Requirement:
Select every line below containing the word "people".
▬▬▬▬▬▬▬▬▬▬
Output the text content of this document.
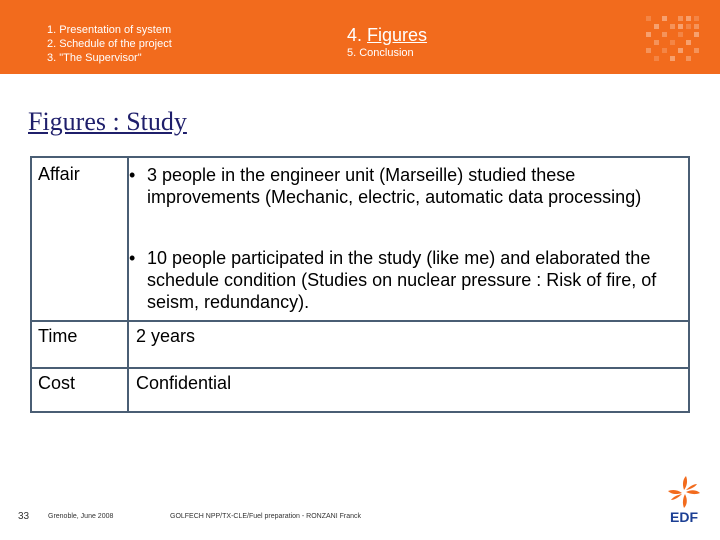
1. Presentation of system
2. Schedule of the project
3. "The Supervisor"
4. Figures
5. Conclusion
Figures : Study
Affair	• 3 people in the engineer unit (Marseille) studied these improvements (Mechanic, electric, automatic data processing)
• 10 people participated in the study (like me) and elaborated the schedule condition (Studies on nuclear pressure : Risk of fire, of seism, redundancy).
Time	2 years
Cost	Confidential
33	Grenoble, June 2008	GOLFECH NPP/TX-CLE/Fuel preparation - RONZANI Franck	EDF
▬▬▬▬▬▬▬▬▬▬
Exercise response:
Affair	• 3 people in the engineer unit (Marseille) studied these improvements (Mechanic, electric, automatic data processing)
• 10 people participated in the study (like me) and elaborated the schedule condition (Studies on nuclear pressure : Risk of fire, of seism, redundancy).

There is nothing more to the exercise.